(PROBLEM DESCRIPTION)
In the listing below, find every line with the string "Wait" and pull it out.
----
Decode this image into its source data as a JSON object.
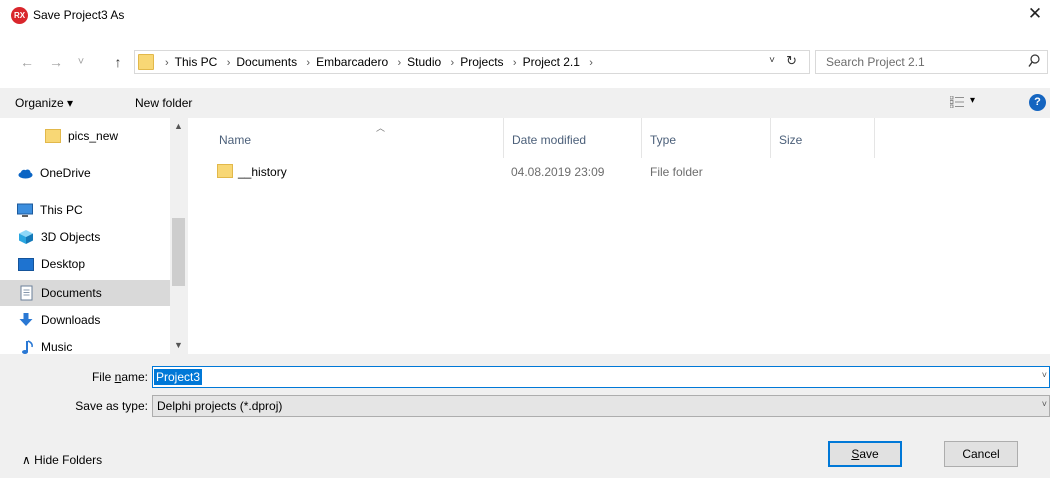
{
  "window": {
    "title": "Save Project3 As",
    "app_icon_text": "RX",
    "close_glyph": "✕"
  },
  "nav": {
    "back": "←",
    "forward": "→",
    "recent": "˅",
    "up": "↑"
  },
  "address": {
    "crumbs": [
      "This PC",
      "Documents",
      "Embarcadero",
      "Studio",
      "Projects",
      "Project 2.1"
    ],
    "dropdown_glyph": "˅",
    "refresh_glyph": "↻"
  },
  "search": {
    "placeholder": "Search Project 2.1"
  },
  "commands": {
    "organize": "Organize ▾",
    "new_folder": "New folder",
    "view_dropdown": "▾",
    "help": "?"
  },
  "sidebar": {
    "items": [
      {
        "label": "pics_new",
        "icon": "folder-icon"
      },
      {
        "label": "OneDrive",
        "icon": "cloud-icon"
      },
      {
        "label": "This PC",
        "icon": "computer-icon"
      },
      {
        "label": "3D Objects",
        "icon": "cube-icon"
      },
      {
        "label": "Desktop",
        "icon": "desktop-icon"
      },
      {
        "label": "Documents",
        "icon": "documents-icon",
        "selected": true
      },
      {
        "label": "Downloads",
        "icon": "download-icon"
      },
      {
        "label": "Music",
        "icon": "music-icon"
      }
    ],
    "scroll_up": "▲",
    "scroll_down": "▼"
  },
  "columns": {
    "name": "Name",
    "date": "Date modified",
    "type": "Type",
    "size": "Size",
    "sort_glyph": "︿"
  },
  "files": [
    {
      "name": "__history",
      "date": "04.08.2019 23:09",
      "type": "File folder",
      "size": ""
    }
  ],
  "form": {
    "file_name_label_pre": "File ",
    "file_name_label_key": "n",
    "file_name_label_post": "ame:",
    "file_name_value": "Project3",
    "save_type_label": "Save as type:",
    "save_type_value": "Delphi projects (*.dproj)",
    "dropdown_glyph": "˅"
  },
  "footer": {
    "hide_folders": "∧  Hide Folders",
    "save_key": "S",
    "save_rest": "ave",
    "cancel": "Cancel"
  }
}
----
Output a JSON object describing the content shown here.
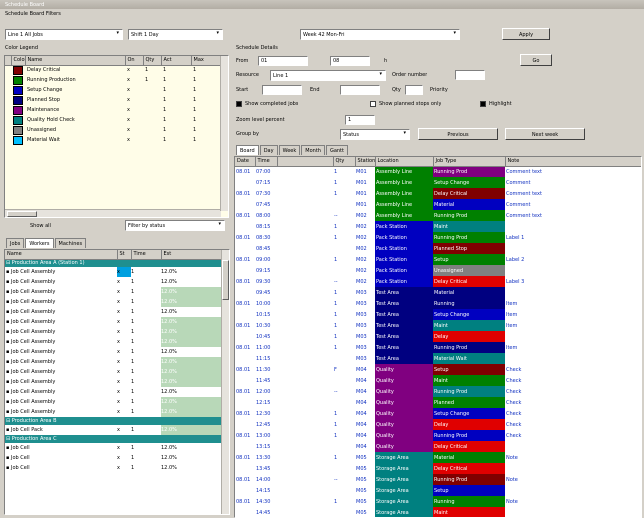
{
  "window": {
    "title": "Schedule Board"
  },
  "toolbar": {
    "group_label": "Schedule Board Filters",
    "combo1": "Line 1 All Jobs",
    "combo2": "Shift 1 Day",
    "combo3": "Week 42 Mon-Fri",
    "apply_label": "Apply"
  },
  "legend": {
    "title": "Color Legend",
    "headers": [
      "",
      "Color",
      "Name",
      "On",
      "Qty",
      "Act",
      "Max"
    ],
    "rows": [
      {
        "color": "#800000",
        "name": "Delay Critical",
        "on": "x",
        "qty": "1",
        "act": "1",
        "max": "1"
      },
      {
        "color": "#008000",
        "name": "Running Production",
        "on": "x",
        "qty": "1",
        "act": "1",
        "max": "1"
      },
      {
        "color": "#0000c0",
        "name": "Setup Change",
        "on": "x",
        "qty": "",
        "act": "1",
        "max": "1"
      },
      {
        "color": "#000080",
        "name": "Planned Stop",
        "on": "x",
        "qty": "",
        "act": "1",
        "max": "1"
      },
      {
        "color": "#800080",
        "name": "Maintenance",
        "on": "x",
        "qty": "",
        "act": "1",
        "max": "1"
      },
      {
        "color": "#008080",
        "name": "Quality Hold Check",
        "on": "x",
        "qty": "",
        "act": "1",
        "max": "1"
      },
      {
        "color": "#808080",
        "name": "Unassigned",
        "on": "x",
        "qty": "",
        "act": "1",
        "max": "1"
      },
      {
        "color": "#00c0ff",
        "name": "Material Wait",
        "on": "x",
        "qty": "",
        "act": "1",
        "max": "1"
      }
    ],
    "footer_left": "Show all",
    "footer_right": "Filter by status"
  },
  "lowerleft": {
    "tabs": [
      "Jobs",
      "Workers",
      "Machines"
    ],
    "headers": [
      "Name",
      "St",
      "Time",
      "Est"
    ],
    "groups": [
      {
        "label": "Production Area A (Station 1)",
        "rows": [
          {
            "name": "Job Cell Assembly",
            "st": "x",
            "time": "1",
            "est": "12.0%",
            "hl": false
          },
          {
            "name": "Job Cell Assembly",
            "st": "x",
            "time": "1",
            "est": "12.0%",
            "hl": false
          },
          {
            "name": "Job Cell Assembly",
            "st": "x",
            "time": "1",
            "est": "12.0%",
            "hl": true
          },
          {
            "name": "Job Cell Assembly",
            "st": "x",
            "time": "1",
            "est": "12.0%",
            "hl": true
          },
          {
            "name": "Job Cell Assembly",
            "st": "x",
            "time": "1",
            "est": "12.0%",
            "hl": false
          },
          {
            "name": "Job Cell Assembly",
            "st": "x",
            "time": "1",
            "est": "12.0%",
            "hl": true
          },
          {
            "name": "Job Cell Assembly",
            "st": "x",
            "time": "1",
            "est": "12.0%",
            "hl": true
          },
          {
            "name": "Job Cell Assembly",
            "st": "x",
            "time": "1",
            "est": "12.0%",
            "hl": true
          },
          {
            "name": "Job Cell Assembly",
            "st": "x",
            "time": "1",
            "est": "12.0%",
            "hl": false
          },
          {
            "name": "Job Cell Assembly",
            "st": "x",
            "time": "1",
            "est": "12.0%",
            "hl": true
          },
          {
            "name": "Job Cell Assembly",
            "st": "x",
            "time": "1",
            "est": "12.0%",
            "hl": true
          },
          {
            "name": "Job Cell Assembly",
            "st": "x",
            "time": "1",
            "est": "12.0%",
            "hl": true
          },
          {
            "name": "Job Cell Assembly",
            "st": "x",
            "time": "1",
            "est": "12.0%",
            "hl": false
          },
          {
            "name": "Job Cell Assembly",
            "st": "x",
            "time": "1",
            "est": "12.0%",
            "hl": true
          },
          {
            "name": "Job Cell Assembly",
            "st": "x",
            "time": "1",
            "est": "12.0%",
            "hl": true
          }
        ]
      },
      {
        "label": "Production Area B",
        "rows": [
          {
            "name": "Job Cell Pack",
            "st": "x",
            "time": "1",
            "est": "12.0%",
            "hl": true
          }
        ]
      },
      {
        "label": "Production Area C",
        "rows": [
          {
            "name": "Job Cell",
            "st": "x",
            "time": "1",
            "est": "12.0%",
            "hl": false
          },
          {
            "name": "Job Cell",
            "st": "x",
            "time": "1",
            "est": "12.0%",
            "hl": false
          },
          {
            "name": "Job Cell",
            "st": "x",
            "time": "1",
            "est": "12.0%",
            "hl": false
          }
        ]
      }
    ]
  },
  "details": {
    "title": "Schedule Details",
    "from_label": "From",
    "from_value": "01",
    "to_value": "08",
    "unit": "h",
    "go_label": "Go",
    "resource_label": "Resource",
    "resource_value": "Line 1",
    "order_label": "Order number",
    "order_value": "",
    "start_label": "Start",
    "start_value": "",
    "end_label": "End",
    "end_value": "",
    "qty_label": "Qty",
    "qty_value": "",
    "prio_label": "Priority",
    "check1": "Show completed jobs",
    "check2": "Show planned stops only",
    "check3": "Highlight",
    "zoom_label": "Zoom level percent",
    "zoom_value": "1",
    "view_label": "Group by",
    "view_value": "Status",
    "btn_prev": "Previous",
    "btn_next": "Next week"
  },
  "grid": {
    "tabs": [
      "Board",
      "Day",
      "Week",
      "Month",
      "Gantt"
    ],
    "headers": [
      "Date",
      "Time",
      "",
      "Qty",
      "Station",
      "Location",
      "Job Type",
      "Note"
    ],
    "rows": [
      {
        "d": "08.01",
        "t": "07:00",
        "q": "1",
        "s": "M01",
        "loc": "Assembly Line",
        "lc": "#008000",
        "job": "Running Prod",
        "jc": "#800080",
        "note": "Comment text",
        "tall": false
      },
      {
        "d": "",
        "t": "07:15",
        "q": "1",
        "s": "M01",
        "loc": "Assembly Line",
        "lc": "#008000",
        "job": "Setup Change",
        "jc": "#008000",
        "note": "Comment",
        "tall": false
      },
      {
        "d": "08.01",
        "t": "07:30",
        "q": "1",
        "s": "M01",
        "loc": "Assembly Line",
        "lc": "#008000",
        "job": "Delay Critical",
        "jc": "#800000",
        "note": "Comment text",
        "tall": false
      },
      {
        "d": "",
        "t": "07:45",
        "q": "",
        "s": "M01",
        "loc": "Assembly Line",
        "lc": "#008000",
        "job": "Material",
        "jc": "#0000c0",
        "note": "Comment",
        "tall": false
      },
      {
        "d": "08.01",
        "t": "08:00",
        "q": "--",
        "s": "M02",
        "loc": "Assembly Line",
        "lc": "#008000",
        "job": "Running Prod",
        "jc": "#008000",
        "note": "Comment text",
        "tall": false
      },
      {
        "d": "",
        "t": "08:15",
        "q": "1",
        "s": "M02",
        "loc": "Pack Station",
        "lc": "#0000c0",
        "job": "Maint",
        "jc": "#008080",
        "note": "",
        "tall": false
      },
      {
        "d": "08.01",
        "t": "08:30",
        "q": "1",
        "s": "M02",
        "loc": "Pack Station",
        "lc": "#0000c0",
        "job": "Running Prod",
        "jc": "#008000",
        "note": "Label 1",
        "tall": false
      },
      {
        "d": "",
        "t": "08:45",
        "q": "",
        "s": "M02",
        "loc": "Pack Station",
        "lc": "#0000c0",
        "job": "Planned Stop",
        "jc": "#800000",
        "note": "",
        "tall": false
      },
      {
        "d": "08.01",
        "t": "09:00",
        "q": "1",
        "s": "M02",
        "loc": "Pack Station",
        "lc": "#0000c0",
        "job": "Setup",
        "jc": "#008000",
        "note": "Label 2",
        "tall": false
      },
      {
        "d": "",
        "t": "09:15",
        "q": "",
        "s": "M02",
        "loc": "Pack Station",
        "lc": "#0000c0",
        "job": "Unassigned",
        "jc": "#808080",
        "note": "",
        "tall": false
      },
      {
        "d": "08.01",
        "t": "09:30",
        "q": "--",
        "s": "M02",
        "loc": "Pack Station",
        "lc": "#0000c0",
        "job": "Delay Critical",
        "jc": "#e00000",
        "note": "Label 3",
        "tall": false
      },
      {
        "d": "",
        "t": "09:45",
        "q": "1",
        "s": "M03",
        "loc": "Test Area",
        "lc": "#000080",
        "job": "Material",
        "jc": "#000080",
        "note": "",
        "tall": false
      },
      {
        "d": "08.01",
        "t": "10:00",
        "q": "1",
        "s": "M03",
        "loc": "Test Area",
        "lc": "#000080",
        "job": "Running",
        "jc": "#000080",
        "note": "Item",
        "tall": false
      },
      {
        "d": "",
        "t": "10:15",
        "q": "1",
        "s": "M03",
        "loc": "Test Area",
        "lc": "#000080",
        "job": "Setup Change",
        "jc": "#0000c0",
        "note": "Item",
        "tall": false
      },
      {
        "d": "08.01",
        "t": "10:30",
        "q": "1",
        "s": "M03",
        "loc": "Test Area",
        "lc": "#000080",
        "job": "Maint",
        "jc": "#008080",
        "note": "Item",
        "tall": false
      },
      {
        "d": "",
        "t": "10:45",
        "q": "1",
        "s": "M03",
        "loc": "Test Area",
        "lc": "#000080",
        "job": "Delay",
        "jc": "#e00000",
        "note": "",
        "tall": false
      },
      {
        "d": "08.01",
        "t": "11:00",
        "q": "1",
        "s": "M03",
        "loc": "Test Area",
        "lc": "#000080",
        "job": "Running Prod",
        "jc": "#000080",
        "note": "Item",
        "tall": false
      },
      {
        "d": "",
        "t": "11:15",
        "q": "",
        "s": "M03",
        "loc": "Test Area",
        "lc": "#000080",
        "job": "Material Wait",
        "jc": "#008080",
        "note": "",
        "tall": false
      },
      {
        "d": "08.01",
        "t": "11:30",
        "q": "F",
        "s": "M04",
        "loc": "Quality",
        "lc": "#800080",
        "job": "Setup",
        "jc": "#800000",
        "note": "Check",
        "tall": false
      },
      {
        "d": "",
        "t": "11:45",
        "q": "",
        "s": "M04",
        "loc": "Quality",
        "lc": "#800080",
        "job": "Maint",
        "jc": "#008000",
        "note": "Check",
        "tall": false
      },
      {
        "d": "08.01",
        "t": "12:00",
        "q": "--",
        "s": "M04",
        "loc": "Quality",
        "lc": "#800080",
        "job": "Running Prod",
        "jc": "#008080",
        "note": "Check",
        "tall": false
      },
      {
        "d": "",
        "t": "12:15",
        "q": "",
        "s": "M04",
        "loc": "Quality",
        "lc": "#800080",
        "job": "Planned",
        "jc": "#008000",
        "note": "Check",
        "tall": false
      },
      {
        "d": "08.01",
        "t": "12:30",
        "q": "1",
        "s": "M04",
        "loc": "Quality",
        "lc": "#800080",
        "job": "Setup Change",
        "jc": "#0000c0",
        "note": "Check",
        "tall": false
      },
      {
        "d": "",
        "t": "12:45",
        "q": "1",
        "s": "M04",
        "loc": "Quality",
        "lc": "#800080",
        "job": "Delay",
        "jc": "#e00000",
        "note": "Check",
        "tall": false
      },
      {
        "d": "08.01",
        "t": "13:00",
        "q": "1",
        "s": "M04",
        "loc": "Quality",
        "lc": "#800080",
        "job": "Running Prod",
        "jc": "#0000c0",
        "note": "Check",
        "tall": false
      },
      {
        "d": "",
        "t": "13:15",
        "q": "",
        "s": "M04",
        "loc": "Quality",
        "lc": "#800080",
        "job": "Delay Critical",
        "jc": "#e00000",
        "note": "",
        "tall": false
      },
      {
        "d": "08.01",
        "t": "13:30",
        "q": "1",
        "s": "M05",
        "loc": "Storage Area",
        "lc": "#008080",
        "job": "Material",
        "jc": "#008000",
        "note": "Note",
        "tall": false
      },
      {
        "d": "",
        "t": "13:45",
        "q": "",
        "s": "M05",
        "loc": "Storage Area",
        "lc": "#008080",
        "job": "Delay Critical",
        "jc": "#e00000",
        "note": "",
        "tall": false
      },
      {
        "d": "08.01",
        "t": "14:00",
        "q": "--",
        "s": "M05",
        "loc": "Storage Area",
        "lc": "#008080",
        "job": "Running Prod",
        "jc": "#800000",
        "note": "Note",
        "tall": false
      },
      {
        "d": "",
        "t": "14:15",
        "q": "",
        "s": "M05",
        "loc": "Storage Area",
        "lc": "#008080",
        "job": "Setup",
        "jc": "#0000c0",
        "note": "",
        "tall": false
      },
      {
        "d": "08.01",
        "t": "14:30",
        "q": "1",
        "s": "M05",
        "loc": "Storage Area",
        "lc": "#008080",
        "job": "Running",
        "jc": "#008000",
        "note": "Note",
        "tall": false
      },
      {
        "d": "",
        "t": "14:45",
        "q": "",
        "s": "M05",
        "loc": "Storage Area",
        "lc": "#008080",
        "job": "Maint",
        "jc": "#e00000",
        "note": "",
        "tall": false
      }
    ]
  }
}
----
(RESPONSE TO THE EXERCISE)
        "name": "Material Wait",
        "job": "Material Wait",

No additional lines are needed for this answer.